## Source information
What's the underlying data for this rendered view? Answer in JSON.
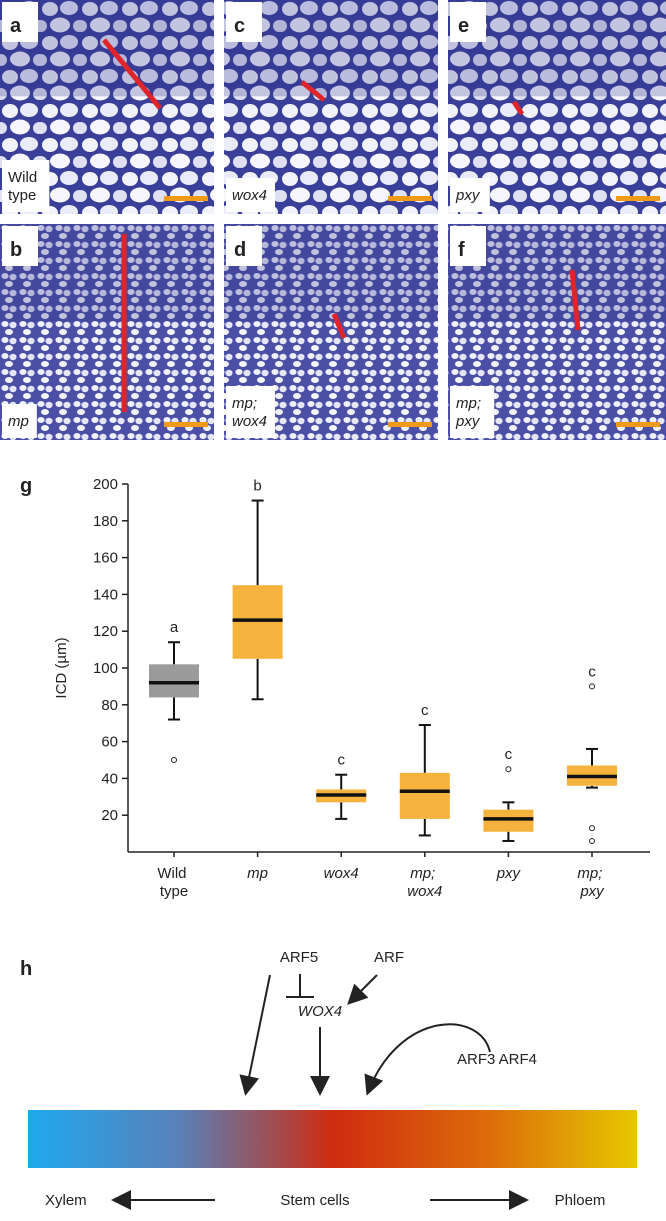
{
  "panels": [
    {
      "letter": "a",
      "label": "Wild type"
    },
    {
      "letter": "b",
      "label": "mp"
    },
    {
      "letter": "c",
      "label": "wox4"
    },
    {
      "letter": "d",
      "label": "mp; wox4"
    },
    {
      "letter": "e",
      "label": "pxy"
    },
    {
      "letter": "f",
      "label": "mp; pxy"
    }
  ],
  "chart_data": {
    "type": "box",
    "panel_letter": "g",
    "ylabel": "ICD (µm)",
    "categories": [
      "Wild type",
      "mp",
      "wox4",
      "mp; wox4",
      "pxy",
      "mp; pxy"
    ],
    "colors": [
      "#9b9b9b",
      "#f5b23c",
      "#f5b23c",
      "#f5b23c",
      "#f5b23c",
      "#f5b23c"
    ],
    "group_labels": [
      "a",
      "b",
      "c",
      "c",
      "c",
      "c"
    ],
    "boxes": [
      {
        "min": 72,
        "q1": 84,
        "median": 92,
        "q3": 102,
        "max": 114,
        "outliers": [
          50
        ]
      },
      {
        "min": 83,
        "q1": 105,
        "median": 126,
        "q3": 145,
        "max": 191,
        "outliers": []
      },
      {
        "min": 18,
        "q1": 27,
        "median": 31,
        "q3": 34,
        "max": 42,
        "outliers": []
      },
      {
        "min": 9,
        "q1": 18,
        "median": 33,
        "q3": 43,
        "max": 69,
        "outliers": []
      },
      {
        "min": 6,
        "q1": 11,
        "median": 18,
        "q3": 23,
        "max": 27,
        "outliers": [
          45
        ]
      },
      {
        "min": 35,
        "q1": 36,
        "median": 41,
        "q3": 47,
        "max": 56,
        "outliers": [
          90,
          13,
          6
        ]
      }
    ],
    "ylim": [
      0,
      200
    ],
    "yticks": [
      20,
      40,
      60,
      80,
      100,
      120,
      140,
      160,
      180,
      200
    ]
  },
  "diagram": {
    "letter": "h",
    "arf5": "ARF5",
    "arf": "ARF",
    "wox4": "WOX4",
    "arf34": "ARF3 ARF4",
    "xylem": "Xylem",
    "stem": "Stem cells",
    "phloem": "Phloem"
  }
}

## Your objective
A word-for-word copy of the records above is needed, pictures excluded.

## Response to this exercise
What's the underlying data for this rendered view? Answer in JSON.
{
  "panels": [
    {
      "letter": "a",
      "label": "Wild type"
    },
    {
      "letter": "b",
      "label": "mp"
    },
    {
      "letter": "c",
      "label": "wox4"
    },
    {
      "letter": "d",
      "label": "mp; wox4"
    },
    {
      "letter": "e",
      "label": "pxy"
    },
    {
      "letter": "f",
      "label": "mp; pxy"
    }
  ],
  "chart_data": {
    "type": "box",
    "panel_letter": "g",
    "ylabel": "ICD (µm)",
    "categories": [
      "Wild type",
      "mp",
      "wox4",
      "mp; wox4",
      "pxy",
      "mp; pxy"
    ],
    "colors": [
      "#9b9b9b",
      "#f5b23c",
      "#f5b23c",
      "#f5b23c",
      "#f5b23c",
      "#f5b23c"
    ],
    "group_labels": [
      "a",
      "b",
      "c",
      "c",
      "c",
      "c"
    ],
    "boxes": [
      {
        "min": 72,
        "q1": 84,
        "median": 92,
        "q3": 102,
        "max": 114,
        "outliers": [
          50
        ]
      },
      {
        "min": 83,
        "q1": 105,
        "median": 126,
        "q3": 145,
        "max": 191,
        "outliers": []
      },
      {
        "min": 18,
        "q1": 27,
        "median": 31,
        "q3": 34,
        "max": 42,
        "outliers": []
      },
      {
        "min": 9,
        "q1": 18,
        "median": 33,
        "q3": 43,
        "max": 69,
        "outliers": []
      },
      {
        "min": 6,
        "q1": 11,
        "median": 18,
        "q3": 23,
        "max": 27,
        "outliers": [
          45
        ]
      },
      {
        "min": 35,
        "q1": 36,
        "median": 41,
        "q3": 47,
        "max": 56,
        "outliers": [
          90,
          13,
          6
        ]
      }
    ],
    "ylim": [
      0,
      200
    ],
    "yticks": [
      20,
      40,
      60,
      80,
      100,
      120,
      140,
      160,
      180,
      200
    ]
  },
  "diagram": {
    "letter": "h",
    "arf5": "ARF5",
    "arf": "ARF",
    "wox4": "WOX4",
    "arf34": "ARF3 ARF4",
    "xylem": "Xylem",
    "stem": "Stem cells",
    "phloem": "Phloem"
  }
}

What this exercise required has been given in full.